--- start Task inputs ---

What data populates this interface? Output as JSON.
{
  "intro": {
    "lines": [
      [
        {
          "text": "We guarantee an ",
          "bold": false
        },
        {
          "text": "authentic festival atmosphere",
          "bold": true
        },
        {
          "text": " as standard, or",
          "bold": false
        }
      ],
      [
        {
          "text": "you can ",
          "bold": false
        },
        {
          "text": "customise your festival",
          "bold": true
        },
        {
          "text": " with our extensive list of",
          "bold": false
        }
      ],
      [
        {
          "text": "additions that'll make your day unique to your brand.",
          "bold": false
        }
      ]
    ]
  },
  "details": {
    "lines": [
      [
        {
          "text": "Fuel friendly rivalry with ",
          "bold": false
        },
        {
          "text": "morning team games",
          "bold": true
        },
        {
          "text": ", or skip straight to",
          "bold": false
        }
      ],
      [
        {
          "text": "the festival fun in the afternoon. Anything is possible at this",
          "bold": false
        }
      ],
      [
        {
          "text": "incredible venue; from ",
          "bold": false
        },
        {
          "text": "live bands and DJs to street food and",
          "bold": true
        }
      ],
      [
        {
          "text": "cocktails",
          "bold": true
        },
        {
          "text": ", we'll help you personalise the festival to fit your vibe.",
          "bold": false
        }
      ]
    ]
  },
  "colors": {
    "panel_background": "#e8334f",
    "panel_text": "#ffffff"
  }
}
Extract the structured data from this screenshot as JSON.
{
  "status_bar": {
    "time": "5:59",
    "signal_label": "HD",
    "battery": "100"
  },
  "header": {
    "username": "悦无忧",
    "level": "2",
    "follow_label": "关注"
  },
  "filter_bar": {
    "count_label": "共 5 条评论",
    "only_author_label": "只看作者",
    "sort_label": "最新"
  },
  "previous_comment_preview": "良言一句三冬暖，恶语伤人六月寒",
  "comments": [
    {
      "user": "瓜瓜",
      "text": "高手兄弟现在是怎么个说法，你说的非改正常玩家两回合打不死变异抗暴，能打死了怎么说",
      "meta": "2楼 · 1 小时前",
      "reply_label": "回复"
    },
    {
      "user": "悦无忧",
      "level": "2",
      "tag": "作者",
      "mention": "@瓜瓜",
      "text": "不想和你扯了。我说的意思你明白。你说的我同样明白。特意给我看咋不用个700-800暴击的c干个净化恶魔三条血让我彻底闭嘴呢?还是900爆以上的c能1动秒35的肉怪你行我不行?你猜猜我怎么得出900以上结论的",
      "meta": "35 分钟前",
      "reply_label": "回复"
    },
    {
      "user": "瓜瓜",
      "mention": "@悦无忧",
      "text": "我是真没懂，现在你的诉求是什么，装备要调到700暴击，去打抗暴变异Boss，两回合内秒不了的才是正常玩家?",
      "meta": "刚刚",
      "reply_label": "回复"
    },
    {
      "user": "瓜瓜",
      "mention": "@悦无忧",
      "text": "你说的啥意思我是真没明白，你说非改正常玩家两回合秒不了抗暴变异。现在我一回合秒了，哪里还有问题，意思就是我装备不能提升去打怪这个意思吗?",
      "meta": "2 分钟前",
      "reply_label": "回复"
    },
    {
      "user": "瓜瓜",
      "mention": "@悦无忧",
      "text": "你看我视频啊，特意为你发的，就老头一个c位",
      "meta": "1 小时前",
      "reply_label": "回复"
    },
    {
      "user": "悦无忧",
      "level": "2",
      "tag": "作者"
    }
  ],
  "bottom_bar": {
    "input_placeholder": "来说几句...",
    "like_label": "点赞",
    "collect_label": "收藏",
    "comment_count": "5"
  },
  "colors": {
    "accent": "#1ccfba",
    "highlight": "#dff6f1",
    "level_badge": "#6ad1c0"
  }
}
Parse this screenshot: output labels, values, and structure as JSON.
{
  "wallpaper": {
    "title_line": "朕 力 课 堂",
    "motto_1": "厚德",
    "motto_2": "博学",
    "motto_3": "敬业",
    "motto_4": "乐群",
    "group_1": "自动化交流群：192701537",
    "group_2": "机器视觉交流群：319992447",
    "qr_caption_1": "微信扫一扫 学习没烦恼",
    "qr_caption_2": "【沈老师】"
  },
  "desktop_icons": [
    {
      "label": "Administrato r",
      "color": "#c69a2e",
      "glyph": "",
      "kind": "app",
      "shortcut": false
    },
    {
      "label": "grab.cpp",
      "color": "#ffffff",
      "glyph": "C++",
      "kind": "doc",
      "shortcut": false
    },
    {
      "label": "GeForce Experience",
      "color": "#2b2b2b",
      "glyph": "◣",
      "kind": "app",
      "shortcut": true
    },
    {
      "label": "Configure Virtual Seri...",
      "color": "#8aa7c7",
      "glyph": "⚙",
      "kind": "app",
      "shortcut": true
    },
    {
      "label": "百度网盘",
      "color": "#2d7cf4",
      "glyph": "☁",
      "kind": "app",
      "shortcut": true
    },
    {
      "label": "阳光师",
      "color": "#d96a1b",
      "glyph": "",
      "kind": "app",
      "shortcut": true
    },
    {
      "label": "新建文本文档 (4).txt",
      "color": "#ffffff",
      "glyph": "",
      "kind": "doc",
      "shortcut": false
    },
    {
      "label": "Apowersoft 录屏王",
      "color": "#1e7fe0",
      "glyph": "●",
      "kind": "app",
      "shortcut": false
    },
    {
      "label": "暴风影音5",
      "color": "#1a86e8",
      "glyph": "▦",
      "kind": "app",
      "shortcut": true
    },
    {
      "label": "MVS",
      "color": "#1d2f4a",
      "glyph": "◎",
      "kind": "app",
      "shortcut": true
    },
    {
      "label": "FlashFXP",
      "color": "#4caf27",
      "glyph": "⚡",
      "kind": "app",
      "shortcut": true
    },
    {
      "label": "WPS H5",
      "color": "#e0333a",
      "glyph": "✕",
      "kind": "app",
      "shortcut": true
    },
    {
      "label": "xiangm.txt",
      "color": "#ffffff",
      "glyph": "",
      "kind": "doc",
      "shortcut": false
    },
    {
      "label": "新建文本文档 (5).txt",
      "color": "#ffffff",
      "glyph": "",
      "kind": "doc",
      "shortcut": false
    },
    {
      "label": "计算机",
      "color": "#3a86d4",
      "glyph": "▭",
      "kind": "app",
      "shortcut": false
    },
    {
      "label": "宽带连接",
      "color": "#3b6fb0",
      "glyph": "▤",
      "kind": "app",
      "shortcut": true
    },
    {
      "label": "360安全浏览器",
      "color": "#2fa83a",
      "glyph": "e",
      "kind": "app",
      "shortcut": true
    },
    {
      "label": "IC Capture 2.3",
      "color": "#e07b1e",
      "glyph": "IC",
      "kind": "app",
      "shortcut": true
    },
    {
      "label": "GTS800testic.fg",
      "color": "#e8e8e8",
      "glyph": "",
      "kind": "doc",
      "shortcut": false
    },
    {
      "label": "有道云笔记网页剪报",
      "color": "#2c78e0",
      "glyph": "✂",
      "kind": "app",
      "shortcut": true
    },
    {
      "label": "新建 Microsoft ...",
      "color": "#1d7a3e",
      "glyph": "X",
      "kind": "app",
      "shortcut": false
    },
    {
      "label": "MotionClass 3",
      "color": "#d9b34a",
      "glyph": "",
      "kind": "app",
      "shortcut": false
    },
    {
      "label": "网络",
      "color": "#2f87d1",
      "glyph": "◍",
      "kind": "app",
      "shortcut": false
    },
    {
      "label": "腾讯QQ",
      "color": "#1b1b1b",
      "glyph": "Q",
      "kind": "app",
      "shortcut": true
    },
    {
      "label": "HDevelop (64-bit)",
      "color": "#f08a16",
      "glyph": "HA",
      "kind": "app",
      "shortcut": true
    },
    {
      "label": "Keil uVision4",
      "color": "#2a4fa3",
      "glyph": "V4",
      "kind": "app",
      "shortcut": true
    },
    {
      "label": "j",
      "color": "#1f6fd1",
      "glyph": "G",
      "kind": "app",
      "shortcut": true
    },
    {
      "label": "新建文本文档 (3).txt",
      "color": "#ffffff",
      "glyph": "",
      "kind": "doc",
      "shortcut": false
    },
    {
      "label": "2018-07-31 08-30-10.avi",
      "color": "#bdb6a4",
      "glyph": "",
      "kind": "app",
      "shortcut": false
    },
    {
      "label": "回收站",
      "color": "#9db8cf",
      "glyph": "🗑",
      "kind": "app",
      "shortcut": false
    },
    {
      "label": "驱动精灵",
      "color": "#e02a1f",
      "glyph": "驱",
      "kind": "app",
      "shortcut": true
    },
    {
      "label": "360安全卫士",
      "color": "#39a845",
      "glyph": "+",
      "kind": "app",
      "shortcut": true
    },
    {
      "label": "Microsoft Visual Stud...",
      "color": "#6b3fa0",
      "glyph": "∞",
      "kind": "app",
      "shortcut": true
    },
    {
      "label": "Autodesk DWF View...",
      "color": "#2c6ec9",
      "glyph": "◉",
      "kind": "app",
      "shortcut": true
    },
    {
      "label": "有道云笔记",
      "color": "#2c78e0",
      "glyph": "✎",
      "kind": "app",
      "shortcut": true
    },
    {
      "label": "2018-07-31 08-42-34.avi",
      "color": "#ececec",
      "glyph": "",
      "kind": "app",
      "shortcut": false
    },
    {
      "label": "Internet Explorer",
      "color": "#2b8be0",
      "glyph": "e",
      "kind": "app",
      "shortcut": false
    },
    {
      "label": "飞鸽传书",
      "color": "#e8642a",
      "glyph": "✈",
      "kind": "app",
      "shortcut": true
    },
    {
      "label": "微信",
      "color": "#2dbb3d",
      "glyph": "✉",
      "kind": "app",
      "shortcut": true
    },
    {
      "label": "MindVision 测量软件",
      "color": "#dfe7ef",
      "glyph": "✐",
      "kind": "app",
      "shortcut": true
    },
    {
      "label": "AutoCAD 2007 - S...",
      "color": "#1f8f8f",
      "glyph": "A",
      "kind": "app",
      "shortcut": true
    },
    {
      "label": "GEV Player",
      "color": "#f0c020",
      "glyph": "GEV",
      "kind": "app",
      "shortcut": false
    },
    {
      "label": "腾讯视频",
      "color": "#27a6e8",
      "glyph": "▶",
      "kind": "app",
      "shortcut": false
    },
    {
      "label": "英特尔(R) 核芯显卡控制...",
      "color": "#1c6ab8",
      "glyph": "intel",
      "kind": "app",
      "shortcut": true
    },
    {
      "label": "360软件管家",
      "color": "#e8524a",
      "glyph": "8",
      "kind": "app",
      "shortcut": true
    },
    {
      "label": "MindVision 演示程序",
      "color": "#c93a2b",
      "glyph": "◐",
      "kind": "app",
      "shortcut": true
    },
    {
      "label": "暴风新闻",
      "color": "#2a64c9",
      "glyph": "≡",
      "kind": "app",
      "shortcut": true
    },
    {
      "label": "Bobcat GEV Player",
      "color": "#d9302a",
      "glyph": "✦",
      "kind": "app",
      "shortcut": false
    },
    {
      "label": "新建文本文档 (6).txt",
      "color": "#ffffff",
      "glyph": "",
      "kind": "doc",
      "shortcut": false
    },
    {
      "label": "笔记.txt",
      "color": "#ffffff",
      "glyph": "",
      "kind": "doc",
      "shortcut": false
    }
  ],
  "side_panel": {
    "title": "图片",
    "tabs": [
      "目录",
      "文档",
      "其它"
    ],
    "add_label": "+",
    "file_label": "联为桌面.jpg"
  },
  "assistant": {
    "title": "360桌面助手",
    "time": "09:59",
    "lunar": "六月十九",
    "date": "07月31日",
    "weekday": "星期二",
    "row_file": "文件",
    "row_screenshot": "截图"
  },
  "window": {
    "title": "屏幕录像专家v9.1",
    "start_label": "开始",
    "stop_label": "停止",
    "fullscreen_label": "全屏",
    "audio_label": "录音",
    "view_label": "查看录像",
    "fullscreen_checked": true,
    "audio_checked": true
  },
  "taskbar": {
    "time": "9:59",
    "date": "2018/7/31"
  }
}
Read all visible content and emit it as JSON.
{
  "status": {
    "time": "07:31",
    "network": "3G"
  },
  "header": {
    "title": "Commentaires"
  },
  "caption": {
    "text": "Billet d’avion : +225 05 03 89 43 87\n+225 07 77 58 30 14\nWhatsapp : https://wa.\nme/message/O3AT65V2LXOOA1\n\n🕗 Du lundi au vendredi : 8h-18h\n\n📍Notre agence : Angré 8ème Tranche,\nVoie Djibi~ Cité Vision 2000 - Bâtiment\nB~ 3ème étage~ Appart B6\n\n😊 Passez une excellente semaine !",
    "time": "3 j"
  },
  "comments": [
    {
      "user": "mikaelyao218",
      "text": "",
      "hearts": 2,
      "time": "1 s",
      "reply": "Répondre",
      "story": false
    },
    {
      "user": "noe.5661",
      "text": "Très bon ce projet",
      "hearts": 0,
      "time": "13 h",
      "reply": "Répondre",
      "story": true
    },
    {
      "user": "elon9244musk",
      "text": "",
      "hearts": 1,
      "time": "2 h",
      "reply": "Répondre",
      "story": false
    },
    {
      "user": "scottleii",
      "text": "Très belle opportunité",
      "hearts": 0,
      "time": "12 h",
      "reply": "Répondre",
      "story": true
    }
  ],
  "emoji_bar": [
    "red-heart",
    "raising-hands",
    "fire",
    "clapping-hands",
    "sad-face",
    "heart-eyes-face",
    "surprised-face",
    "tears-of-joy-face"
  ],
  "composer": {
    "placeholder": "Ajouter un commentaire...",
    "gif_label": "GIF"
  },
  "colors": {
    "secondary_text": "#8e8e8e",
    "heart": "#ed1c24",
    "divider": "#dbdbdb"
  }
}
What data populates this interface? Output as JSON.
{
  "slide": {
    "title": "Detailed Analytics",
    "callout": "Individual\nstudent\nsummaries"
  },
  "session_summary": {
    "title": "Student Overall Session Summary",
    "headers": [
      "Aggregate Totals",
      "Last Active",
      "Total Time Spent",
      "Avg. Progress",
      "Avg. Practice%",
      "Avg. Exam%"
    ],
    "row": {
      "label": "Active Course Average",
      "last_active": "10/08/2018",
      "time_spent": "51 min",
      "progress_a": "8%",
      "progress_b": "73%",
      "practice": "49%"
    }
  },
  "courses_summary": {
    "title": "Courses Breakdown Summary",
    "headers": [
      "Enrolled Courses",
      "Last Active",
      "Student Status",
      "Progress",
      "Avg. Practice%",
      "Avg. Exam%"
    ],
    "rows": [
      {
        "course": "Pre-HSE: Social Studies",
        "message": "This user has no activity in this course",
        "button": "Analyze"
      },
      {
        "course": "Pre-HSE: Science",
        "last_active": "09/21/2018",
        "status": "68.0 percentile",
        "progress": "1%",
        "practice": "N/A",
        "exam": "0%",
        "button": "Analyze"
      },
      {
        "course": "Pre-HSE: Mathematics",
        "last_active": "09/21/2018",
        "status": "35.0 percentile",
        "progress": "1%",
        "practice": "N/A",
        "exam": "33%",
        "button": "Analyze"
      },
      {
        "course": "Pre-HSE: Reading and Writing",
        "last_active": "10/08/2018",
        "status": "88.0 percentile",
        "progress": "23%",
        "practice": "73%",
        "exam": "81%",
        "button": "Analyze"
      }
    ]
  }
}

--- end Task inputs ---

> [Requirement]: Copy each line containing the word "your" from the data.

> [Result below]:
          "text": "customise your festival",
          "text": "additions that'll make your day unique to your brand.",
          "text": ", we'll help you personalise the festival to fit your vibe.",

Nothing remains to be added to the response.